» **GIVEN REQUEST**
Your copy of the material must match it exactly, except that pictures are dropped.

+++ SUPPLIED RECORDS +++

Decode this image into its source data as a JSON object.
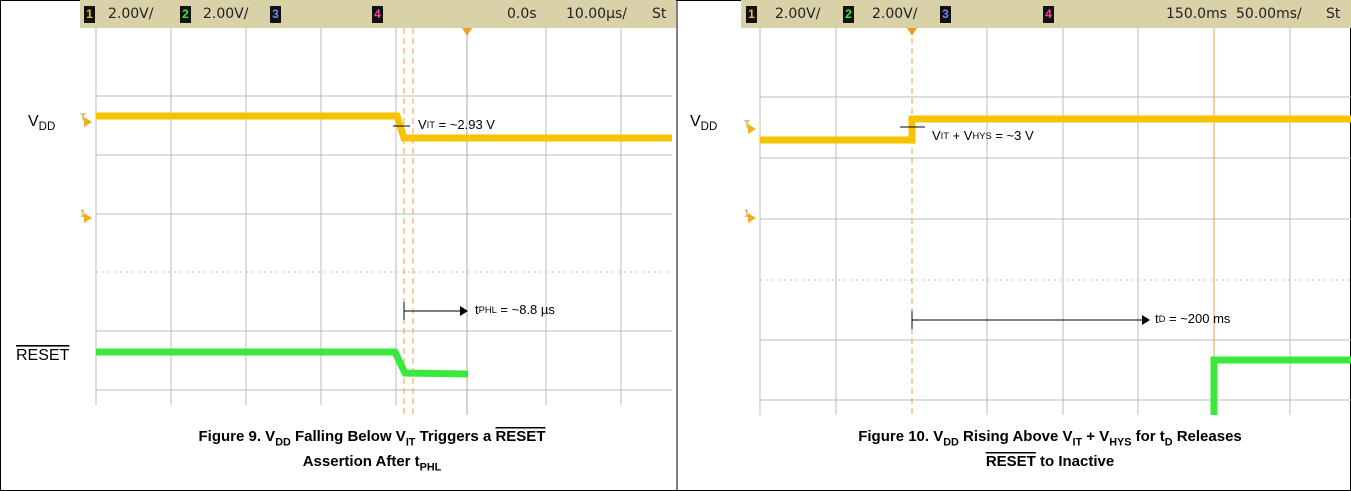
{
  "panels": [
    {
      "header": {
        "ch1": "1",
        "ch1_scale": "2.00V/",
        "ch2": "2",
        "ch2_scale": "2.00V/",
        "ch3": "3",
        "ch4": "4",
        "delay": "0.0s",
        "timebase": "10.00µs/",
        "status": "St"
      },
      "markers": [
        "T",
        "1"
      ],
      "vdd_label": [
        {
          "text": "V"
        },
        {
          "text": "DD",
          "style": "sub"
        }
      ],
      "reset_label": [
        {
          "text": "RESET",
          "style": "over"
        }
      ],
      "annotations": [
        [
          {
            "text": "V"
          },
          {
            "text": "IT",
            "style": "small"
          },
          {
            "text": " = ~2.93 V"
          }
        ],
        [
          {
            "text": "t"
          },
          {
            "text": "PHL",
            "style": "small"
          },
          {
            "text": " = ~8.8 µs"
          }
        ]
      ],
      "caption": [
        [
          {
            "text": "Figure 9. V"
          },
          {
            "text": "DD",
            "style": "sub"
          },
          {
            "text": " Falling Below V"
          },
          {
            "text": "IT",
            "style": "sub"
          },
          {
            "text": " Triggers a "
          },
          {
            "text": "RESET",
            "style": "over"
          }
        ],
        [
          {
            "text": "Assertion After t"
          },
          {
            "text": "PHL",
            "style": "sub"
          }
        ]
      ]
    },
    {
      "header": {
        "ch1": "1",
        "ch1_scale": "2.00V/",
        "ch2": "2",
        "ch2_scale": "2.00V/",
        "ch3": "3",
        "ch4": "4",
        "delay": "150.0ms",
        "timebase": "50.00ms/",
        "status": "St"
      },
      "markers": [
        "T",
        "1"
      ],
      "vdd_label": [
        {
          "text": "V"
        },
        {
          "text": "DD",
          "style": "sub"
        }
      ],
      "annotations": [
        [
          {
            "text": "V"
          },
          {
            "text": "IT",
            "style": "small"
          },
          {
            "text": " + V"
          },
          {
            "text": "HYS",
            "style": "small"
          },
          {
            "text": " = ~3 V"
          }
        ],
        [
          {
            "text": "t"
          },
          {
            "text": "D",
            "style": "small"
          },
          {
            "text": " = ~200 ms"
          }
        ]
      ],
      "caption": [
        [
          {
            "text": "Figure 10. V"
          },
          {
            "text": "DD",
            "style": "sub"
          },
          {
            "text": " Rising Above V"
          },
          {
            "text": "IT",
            "style": "sub"
          },
          {
            "text": " + V"
          },
          {
            "text": "HYS",
            "style": "sub"
          },
          {
            "text": " for t"
          },
          {
            "text": "D",
            "style": "sub"
          },
          {
            "text": " Releases"
          }
        ],
        [
          {
            "text": "RESET",
            "style": "over"
          },
          {
            "text": " to Inactive"
          }
        ]
      ]
    }
  ]
}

+++

» **EXPECTED OUTPUT**
Decode this image into its source data as a JSON object.
{
  "panels": [
    {
      "header": {
        "ch1": "1",
        "ch1_scale": "2.00V/",
        "ch2": "2",
        "ch2_scale": "2.00V/",
        "ch3": "3",
        "ch4": "4",
        "delay": "0.0s",
        "timebase": "10.00µs/",
        "status": "St"
      },
      "markers": [
        "T",
        "1"
      ],
      "vdd_label": [
        {
          "text": "V"
        },
        {
          "text": "DD",
          "style": "sub"
        }
      ],
      "reset_label": [
        {
          "text": "RESET",
          "style": "over"
        }
      ],
      "annotations": [
        [
          {
            "text": "V"
          },
          {
            "text": "IT",
            "style": "small"
          },
          {
            "text": " = ~2.93 V"
          }
        ],
        [
          {
            "text": "t"
          },
          {
            "text": "PHL",
            "style": "small"
          },
          {
            "text": " = ~8.8 µs"
          }
        ]
      ],
      "caption": [
        [
          {
            "text": "Figure 9. V"
          },
          {
            "text": "DD",
            "style": "sub"
          },
          {
            "text": " Falling Below V"
          },
          {
            "text": "IT",
            "style": "sub"
          },
          {
            "text": " Triggers a "
          },
          {
            "text": "RESET",
            "style": "over"
          }
        ],
        [
          {
            "text": "Assertion After t"
          },
          {
            "text": "PHL",
            "style": "sub"
          }
        ]
      ]
    },
    {
      "header": {
        "ch1": "1",
        "ch1_scale": "2.00V/",
        "ch2": "2",
        "ch2_scale": "2.00V/",
        "ch3": "3",
        "ch4": "4",
        "delay": "150.0ms",
        "timebase": "50.00ms/",
        "status": "St"
      },
      "markers": [
        "T",
        "1"
      ],
      "vdd_label": [
        {
          "text": "V"
        },
        {
          "text": "DD",
          "style": "sub"
        }
      ],
      "annotations": [
        [
          {
            "text": "V"
          },
          {
            "text": "IT",
            "style": "small"
          },
          {
            "text": " + V"
          },
          {
            "text": "HYS",
            "style": "small"
          },
          {
            "text": " = ~3 V"
          }
        ],
        [
          {
            "text": "t"
          },
          {
            "text": "D",
            "style": "small"
          },
          {
            "text": " = ~200 ms"
          }
        ]
      ],
      "caption": [
        [
          {
            "text": "Figure 10. V"
          },
          {
            "text": "DD",
            "style": "sub"
          },
          {
            "text": " Rising Above V"
          },
          {
            "text": "IT",
            "style": "sub"
          },
          {
            "text": " + V"
          },
          {
            "text": "HYS",
            "style": "sub"
          },
          {
            "text": " for t"
          },
          {
            "text": "D",
            "style": "sub"
          },
          {
            "text": " Releases"
          }
        ],
        [
          {
            "text": "RESET",
            "style": "over"
          },
          {
            "text": " to Inactive"
          }
        ]
      ]
    }
  ]
}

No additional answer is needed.